Scan the data that follows and count the lines with the string "prefix"; answer with the count alone.

-- START OF Supplied material --

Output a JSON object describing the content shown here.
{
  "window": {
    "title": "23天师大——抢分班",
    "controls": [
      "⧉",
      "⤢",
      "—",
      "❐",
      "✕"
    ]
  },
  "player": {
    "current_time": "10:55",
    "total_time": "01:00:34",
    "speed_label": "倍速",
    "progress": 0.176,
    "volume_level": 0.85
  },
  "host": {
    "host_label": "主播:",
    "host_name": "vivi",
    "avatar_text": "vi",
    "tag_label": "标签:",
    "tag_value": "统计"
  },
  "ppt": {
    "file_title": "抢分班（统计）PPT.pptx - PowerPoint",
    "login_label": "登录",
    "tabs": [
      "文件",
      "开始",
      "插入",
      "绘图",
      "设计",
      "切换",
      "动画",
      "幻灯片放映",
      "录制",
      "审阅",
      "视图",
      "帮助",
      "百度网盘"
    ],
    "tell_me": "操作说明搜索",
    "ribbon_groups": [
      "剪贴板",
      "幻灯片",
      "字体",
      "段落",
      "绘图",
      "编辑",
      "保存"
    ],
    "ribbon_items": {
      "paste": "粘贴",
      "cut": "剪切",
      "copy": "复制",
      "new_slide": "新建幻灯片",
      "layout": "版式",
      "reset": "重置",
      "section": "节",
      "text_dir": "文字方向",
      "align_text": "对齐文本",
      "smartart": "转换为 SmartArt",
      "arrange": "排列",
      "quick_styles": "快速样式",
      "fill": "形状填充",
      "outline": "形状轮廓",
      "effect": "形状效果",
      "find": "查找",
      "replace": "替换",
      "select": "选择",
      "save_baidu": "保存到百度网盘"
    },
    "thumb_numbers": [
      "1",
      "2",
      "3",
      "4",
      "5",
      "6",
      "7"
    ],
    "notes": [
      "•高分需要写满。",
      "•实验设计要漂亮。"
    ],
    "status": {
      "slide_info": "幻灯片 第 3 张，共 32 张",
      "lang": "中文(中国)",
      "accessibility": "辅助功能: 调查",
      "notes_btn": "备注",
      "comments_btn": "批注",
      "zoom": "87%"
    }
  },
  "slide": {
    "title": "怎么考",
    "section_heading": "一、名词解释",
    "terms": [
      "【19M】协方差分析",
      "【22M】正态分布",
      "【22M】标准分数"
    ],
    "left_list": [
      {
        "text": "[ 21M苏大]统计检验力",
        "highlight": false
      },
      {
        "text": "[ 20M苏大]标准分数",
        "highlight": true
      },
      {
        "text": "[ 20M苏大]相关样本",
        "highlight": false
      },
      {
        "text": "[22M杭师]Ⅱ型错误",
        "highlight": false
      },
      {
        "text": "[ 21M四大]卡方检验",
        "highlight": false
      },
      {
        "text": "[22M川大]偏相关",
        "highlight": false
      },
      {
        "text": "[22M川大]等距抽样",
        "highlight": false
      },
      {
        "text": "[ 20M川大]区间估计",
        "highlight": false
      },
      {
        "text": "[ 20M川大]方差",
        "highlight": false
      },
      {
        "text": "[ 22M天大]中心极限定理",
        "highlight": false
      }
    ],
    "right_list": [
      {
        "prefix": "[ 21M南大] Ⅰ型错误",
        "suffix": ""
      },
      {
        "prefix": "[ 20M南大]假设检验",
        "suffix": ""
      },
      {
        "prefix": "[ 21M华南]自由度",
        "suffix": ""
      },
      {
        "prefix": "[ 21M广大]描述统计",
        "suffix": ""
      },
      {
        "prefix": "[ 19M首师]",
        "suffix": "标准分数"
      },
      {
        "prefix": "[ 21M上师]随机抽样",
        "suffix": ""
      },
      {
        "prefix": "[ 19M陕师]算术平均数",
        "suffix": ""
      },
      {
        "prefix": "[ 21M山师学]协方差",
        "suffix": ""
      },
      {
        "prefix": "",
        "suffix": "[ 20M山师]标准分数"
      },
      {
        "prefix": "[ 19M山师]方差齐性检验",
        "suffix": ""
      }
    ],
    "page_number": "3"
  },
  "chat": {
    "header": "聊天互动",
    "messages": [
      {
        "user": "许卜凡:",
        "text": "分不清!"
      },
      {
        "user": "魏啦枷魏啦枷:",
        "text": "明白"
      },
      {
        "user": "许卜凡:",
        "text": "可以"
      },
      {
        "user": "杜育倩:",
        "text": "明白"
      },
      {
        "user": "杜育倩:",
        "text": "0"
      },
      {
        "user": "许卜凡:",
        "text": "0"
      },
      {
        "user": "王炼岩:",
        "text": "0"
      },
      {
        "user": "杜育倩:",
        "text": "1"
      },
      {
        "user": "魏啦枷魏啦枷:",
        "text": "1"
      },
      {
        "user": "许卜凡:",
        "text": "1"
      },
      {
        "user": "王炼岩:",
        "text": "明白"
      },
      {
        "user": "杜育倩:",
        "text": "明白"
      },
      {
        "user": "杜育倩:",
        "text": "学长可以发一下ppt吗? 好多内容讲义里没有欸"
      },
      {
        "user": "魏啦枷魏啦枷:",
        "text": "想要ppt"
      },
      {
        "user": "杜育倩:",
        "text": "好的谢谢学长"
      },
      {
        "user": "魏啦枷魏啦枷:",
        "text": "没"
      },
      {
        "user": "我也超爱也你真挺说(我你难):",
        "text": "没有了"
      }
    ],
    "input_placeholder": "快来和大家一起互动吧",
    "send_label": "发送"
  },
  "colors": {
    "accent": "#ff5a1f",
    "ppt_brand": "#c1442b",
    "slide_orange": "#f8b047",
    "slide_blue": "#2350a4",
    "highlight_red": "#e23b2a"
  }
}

-- END OF Supplied material --

Output of the exercise: 10